| Extract |
We know this all too well, as do they: Not all fairy tales have fairy-tale endings. Realism can't help but intrude on the wedding day of Diana's son. But that foreknowledge is liberating in a way. There is less room for make-believe in this hardened world of seen-it-all-before. The sad history of the Windsors has yielded a kind of independence for two twenty-somethings who seem wise beyond their years, who don't have to treat marriage as a constraint on their needs and desires. Which means that Kate and Will have a freedom to go off and behave like the real people they aspire to be, not as stage-set props for monarchy's outmoded theatricals but as two kids ready to play to their strengths and charm a tough world.

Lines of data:

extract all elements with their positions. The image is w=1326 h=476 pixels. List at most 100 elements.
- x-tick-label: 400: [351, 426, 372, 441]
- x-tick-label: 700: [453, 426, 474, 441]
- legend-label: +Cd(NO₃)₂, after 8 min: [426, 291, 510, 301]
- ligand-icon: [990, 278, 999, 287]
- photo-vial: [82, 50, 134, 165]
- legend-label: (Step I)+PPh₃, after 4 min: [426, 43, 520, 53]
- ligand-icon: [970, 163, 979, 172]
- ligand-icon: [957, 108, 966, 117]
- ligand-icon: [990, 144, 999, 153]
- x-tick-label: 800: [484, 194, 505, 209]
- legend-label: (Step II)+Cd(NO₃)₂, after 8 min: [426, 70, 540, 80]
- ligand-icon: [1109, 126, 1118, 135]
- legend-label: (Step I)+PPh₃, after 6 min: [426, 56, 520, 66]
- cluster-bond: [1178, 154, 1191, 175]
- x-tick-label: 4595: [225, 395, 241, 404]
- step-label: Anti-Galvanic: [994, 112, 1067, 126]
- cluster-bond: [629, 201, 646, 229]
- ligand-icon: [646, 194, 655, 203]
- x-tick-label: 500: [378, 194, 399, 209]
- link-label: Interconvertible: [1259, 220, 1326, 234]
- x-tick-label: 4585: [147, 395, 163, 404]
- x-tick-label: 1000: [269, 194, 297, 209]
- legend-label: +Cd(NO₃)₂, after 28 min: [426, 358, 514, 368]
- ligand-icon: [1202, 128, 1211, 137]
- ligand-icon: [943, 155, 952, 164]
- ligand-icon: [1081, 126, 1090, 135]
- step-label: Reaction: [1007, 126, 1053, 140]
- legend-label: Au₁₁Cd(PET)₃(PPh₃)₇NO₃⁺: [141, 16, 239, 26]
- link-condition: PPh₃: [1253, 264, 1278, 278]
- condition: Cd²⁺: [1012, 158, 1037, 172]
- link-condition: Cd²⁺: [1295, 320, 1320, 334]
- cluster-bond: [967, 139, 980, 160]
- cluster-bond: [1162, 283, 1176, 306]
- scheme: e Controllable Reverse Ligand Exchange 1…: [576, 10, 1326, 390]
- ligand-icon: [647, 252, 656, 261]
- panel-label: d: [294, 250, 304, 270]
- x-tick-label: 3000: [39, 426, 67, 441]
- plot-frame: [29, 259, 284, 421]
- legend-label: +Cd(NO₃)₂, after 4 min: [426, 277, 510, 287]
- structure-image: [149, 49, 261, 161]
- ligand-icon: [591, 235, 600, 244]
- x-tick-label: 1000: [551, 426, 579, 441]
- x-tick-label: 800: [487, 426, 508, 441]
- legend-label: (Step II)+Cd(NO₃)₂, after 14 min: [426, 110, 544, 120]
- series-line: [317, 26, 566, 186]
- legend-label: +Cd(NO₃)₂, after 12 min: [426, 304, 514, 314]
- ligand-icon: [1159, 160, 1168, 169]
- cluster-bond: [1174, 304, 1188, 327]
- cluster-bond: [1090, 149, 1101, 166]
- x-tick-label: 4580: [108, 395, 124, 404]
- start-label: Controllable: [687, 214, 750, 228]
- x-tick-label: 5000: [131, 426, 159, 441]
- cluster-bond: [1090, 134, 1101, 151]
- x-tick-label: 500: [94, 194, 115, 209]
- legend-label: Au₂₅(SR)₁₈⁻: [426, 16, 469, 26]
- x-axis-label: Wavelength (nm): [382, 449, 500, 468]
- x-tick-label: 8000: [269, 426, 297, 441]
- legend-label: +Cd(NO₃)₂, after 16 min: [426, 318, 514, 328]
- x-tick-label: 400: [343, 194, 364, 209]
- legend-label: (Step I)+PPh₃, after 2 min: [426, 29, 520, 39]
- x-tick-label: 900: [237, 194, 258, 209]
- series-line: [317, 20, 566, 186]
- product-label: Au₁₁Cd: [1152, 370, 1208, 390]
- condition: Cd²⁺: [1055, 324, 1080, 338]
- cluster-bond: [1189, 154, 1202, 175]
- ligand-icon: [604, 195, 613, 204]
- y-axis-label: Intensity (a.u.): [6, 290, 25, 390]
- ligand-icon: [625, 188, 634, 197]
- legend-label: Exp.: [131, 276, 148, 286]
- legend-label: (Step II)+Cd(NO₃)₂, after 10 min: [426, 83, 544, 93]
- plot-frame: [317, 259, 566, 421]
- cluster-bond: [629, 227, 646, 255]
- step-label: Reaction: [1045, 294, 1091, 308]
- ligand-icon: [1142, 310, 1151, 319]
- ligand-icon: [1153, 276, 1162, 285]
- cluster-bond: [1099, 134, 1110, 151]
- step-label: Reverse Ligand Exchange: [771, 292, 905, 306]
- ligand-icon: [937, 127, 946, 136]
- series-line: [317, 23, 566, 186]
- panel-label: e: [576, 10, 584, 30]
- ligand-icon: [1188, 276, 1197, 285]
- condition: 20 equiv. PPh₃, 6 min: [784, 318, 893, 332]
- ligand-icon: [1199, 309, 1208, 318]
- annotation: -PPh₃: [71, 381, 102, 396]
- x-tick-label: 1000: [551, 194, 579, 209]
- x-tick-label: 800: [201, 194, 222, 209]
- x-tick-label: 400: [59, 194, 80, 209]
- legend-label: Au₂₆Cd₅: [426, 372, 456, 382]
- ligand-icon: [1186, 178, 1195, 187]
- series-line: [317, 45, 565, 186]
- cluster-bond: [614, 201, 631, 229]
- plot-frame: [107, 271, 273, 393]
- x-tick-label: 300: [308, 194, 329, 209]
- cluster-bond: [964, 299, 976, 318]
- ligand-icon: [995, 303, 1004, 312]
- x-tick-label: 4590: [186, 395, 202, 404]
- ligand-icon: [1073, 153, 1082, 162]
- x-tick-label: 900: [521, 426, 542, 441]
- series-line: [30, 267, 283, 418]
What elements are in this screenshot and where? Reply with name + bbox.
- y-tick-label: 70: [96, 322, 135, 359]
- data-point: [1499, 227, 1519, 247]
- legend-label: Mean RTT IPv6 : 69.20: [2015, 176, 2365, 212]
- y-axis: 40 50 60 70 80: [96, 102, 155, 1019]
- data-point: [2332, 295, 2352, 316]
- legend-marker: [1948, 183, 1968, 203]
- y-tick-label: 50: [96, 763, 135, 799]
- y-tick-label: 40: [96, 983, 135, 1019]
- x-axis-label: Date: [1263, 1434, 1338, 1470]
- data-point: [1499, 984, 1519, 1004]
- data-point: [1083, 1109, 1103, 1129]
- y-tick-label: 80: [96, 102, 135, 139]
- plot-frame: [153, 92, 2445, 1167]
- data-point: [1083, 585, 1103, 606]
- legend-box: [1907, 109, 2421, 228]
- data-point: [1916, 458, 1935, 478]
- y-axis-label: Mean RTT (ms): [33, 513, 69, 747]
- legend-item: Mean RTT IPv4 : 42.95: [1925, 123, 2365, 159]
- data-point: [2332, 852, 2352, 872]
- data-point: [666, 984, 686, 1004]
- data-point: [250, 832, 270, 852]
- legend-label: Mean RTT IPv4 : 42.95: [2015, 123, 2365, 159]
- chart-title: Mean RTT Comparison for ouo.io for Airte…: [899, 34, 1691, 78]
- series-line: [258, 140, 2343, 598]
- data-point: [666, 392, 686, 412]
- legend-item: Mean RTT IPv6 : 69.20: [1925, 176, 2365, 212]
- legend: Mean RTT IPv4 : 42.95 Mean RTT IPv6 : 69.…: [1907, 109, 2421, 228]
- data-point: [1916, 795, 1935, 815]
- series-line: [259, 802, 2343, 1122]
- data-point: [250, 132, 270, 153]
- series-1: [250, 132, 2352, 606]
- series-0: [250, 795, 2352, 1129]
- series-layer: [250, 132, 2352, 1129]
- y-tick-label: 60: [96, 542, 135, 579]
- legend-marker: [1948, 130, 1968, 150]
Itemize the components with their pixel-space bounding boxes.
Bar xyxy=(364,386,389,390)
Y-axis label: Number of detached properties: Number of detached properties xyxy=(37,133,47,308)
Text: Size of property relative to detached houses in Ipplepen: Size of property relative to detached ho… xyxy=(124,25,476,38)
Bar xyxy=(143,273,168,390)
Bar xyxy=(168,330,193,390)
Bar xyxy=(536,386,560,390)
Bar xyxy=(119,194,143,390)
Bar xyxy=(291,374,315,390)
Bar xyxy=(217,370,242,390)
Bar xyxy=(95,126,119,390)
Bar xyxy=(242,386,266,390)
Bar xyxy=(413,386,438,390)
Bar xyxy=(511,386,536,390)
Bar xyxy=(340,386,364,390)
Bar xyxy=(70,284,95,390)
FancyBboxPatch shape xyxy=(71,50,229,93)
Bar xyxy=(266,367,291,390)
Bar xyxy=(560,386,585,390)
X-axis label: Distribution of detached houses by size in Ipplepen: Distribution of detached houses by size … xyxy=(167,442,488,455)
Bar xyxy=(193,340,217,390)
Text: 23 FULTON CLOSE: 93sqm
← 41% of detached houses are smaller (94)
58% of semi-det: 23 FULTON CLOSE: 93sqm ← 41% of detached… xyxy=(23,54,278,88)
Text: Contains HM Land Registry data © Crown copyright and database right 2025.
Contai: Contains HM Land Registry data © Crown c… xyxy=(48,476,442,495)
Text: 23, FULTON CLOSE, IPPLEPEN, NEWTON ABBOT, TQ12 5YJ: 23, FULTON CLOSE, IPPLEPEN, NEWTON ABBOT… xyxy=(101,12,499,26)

| Set exercise 1 |
In the royal wedding commentary, what has the sad history of the Windsors yielded for the two twenty-somethings?
| Set exercise 2 |
For each statement, say whether it agrees with the royal wedding commentary. (a) The commentary holds that all fairy tales have fairy-tale endings. (b) The couple are described as twenty-somethings. (c) The commentary calls the foreknowledge liberating.
| Set exercise 3 |
Extend the commentary on the wedding of Diana's son beyond its final sentence.

| Output 1 |
A kind of independence.

| Output 2 |
(a) No: "Not all fairy tales have fairy-tale endings."
(b) Yes: "two twenty-somethings who seem wise beyond their years"
(c) Yes: "that foreknowledge is liberating in a way."

| Output 3 |
When the wedding-day getaway car is a vintage Aston Martin, even one with a goofy Euro licence plate and tacky balloons, the democratic spirit may still come across as a work-in-progress. But in a time of enforced economic austerity, the holiday from drabness granted by the newly minted Duke and Duchess has the still-dependable power to release pent-up feelings of hope and pride and simple joy that make us feel more human. Sharing in the couple's happiness isn't some bygone act of homage, not that these two would willingly submit to that, but a communal act of affirmation in which they've done their bit to perfection. Sometimes the monarchy is an abstract symbol and sometimes it's a role to be played. But every now and then, if we're lucky, if they're lucky, it's the real thing.